[begin Records supplied]

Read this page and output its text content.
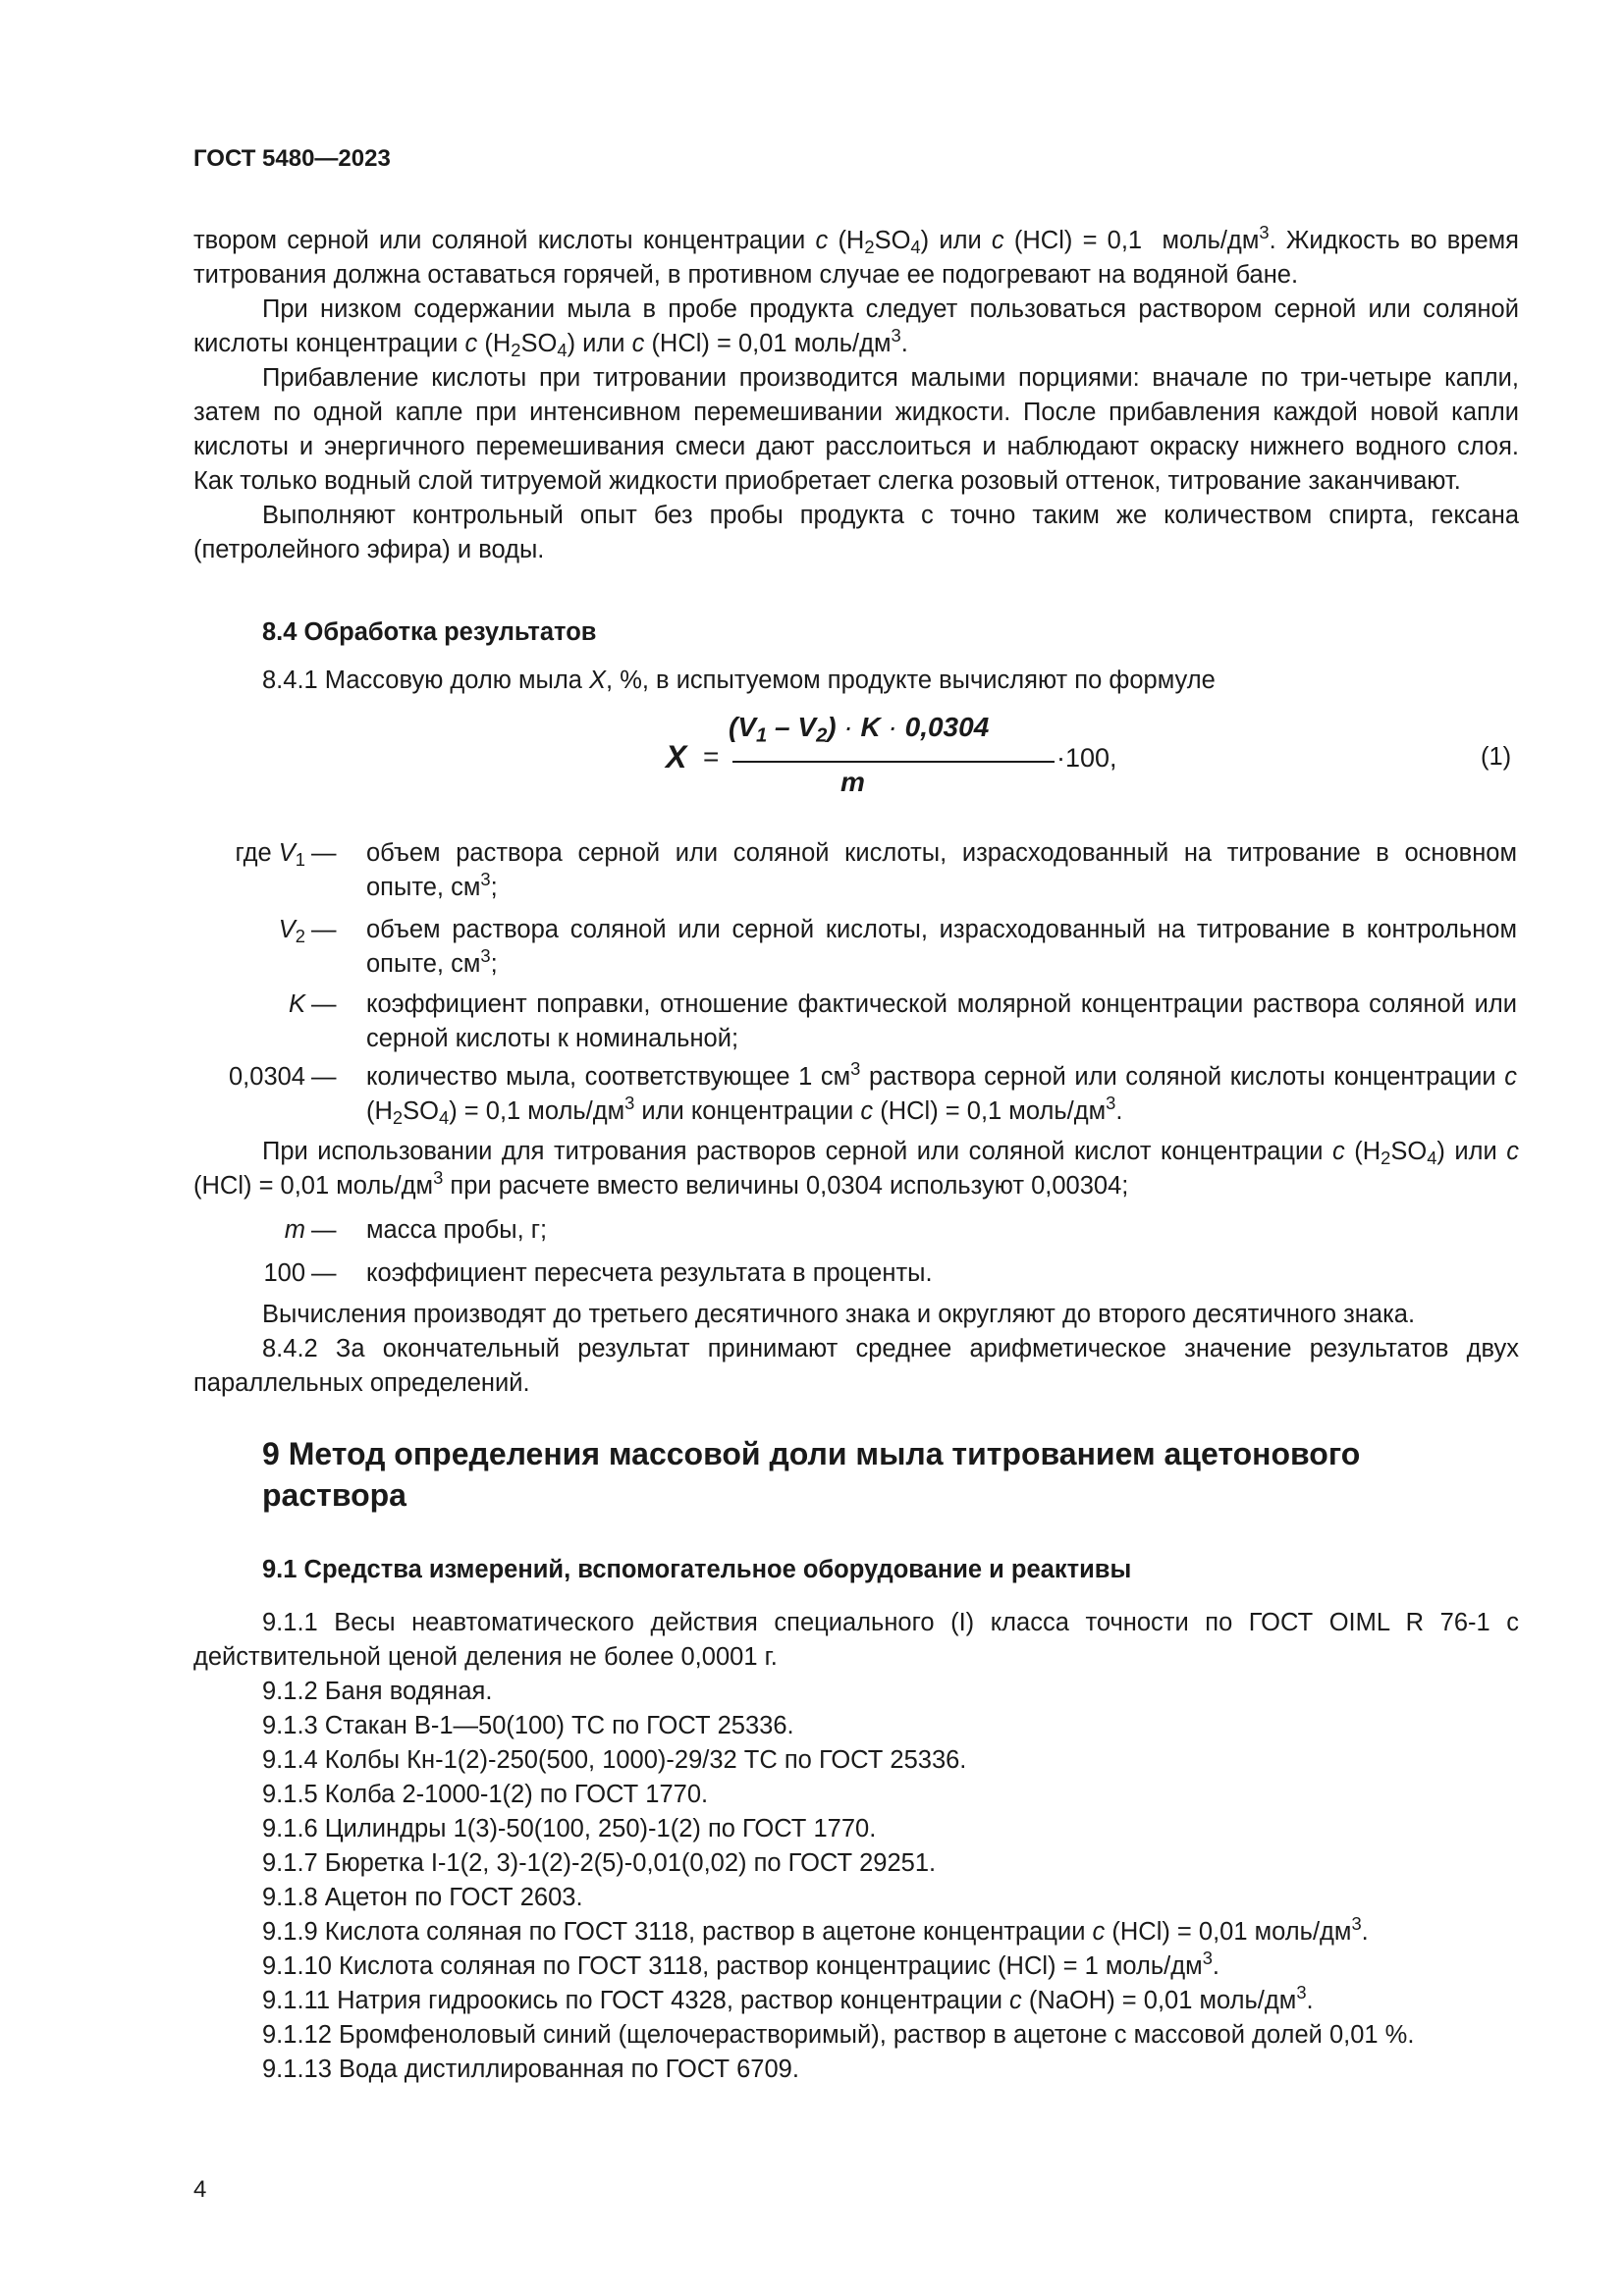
ГОСТ 5480—2023

твором серной или соляной кислоты концентрации c $(H_2SO_4)$ или c (HCl) = 0,1  моль/$дм^3$. Жидкость во время титрования должна оставаться горячей, в противном случае ее подогревают на водяной бане.

При низком содержании мыла в пробе продукта следует пользоваться раствором серной или соляной кислоты концентрации c $(H_2SO_4)$ или c (HCl) = 0,01 моль/$дм^3$.

Прибавление кислоты при титровании производится малыми порциями: вначале по три-четыре капли, затем по одной капле при интенсивном перемешивании жидкости. После прибавления каждой новой капли кислоты и энергичного перемешивания смеси дают расслоиться и наблюдают окраску нижнего водного слоя. Как только водный слой титруемой жидкости приобретает слегка розовый оттенок, титрование заканчивают.

Выполняют контрольный опыт без пробы продукта с точно таким же количеством спирта, гексана (петролейного эфира) и воды.

8.4 Обработка результатов
8.4.1 Массовую долю мыла X, %, в испытуемом продукте вычисляют по формуле
X =
$(V_1 - V_2) \cdot K \cdot 0,0304$
m
·100,	(1)
где $V_1$ — объем раствора серной или соляной кислоты, израсходованный на титрование в основном опыте, $см^3$;
$V_2$ — объем раствора соляной или серной кислоты, израсходованный на титрование в контрольном опыте, $см^3$;
K — коэффициент поправки, отношение фактической молярной концентрации раствора соляной или серной кислоты к номинальной;
0,0304 — количество мыла, соответствующее 1 $см^3$ раствора серной или соляной кислоты концентрации c $(H_2SO_4) = 0,1$ моль/$дм^3$ или концентрации c (HCl) = 0,1 моль/$дм^3$.

При использовании для титрования растворов серной или соляной кислот концентрации c $(H_2SO_4)$ или c (HCl) = 0,01 моль/$дм^3$ при расчете вместо величины 0,0304 используют 0,00304;

m — масса пробы, г;
100 — коэффициент пересчета результата в проценты.

Вычисления производят до третьего десятичного знака и округляют до второго десятичного знака.

8.4.2 За окончательный результат принимают среднее арифметическое значение результатов двух параллельных определений.

9 Метод определения массовой доли мыла титрованием ацетонового раствора
9.1 Средства измерений, вспомогательное оборудование и реактивы

9.1.1 Весы неавтоматического действия специального (I) класса точности по ГОСТ OIML R 76-1 с действительной ценой деления не более 0,0001 г.

9.1.2 Баня водяная.

9.1.3 Стакан В-1—50(100) ТС по ГОСТ 25336.

9.1.4 Колбы Кн-1(2)-250(500, 1000)-29/32 ТС по ГОСТ 25336.

9.1.5 Колба 2-1000-1(2) по ГОСТ 1770.

9.1.6 Цилиндры 1(3)-50(100, 250)-1(2) по ГОСТ 1770.

9.1.7 Бюретка I-1(2, 3)-1(2)-2(5)-0,01(0,02) по ГОСТ 29251.

9.1.8 Ацетон по ГОСТ 2603.

9.1.9 Кислота соляная по ГОСТ 3118, раствор в ацетоне концентрации c (HCl) = 0,01 моль/$дм^3$.

9.1.10 Кислота соляная по ГОСТ 3118, раствор концентрациис (HCl) = 1 моль/$дм^3$.

9.1.11 Натрия гидроокись по ГОСТ 4328, раствор концентрации c (NaOH) = 0,01 моль/$дм^3$.

9.1.12 Бромфеноловый синий (щелочерастворимый), раствор в ацетоне с массовой долей 0,01 %.

9.1.13 Вода дистиллированная по ГОСТ 6709.

4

[end Records supplied]

## What to work on
Set the listing down in full and exactly. Pictures within it should not appear in the copy.

## The reply
Read this page and output its text content.
ГОСТ 5480—2023

твором серной или соляной кислоты концентрации c $(H_2SO_4)$ или c (HCl) = 0,1  моль/$дм^3$. Жидкость во время титрования должна оставаться горячей, в противном случае ее подогревают на водяной бане.

При низком содержании мыла в пробе продукта следует пользоваться раствором серной или соляной кислоты концентрации c $(H_2SO_4)$ или c (HCl) = 0,01 моль/$дм^3$.

Прибавление кислоты при титровании производится малыми порциями: вначале по три-четыре капли, затем по одной капле при интенсивном перемешивании жидкости. После прибавления каждой новой капли кислоты и энергичного перемешивания смеси дают расслоиться и наблюдают окраску нижнего водного слоя. Как только водный слой титруемой жидкости приобретает слегка розовый оттенок, титрование заканчивают.

Выполняют контрольный опыт без пробы продукта с точно таким же количеством спирта, гексана (петролейного эфира) и воды.

8.4 Обработка результатов
8.4.1 Массовую долю мыла X, %, в испытуемом продукте вычисляют по формуле
X =
$(V_1 - V_2) \cdot K \cdot 0,0304$
m
·100,	(1)
где $V_1$ — объем раствора серной или соляной кислоты, израсходованный на титрование в основном опыте, $см^3$;
$V_2$ — объем раствора соляной или серной кислоты, израсходованный на титрование в контрольном опыте, $см^3$;
K — коэффициент поправки, отношение фактической молярной концентрации раствора соляной или серной кислоты к номинальной;
0,0304 — количество мыла, соответствующее 1 $см^3$ раствора серной или соляной кислоты концентрации c $(H_2SO_4) = 0,1$ моль/$дм^3$ или концентрации c (HCl) = 0,1 моль/$дм^3$.

При использовании для титрования растворов серной или соляной кислот концентрации c $(H_2SO_4)$ или c (HCl) = 0,01 моль/$дм^3$ при расчете вместо величины 0,0304 используют 0,00304;

m — масса пробы, г;
100 — коэффициент пересчета результата в проценты.

Вычисления производят до третьего десятичного знака и округляют до второго десятичного знака.

8.4.2 За окончательный результат принимают среднее арифметическое значение результатов двух параллельных определений.

9 Метод определения массовой доли мыла титрованием ацетонового раствора
9.1 Средства измерений, вспомогательное оборудование и реактивы

9.1.1 Весы неавтоматического действия специального (I) класса точности по ГОСТ OIML R 76-1 с действительной ценой деления не более 0,0001 г.

9.1.2 Баня водяная.

9.1.3 Стакан В-1—50(100) ТС по ГОСТ 25336.

9.1.4 Колбы Кн-1(2)-250(500, 1000)-29/32 ТС по ГОСТ 25336.

9.1.5 Колба 2-1000-1(2) по ГОСТ 1770.

9.1.6 Цилиндры 1(3)-50(100, 250)-1(2) по ГОСТ 1770.

9.1.7 Бюретка I-1(2, 3)-1(2)-2(5)-0,01(0,02) по ГОСТ 29251.

9.1.8 Ацетон по ГОСТ 2603.

9.1.9 Кислота соляная по ГОСТ 3118, раствор в ацетоне концентрации c (HCl) = 0,01 моль/$дм^3$.

9.1.10 Кислота соляная по ГОСТ 3118, раствор концентрациис (HCl) = 1 моль/$дм^3$.

9.1.11 Натрия гидроокись по ГОСТ 4328, раствор концентрации c (NaOH) = 0,01 моль/$дм^3$.

9.1.12 Бромфеноловый синий (щелочерастворимый), раствор в ацетоне с массовой долей 0,01 %.

9.1.13 Вода дистиллированная по ГОСТ 6709.

4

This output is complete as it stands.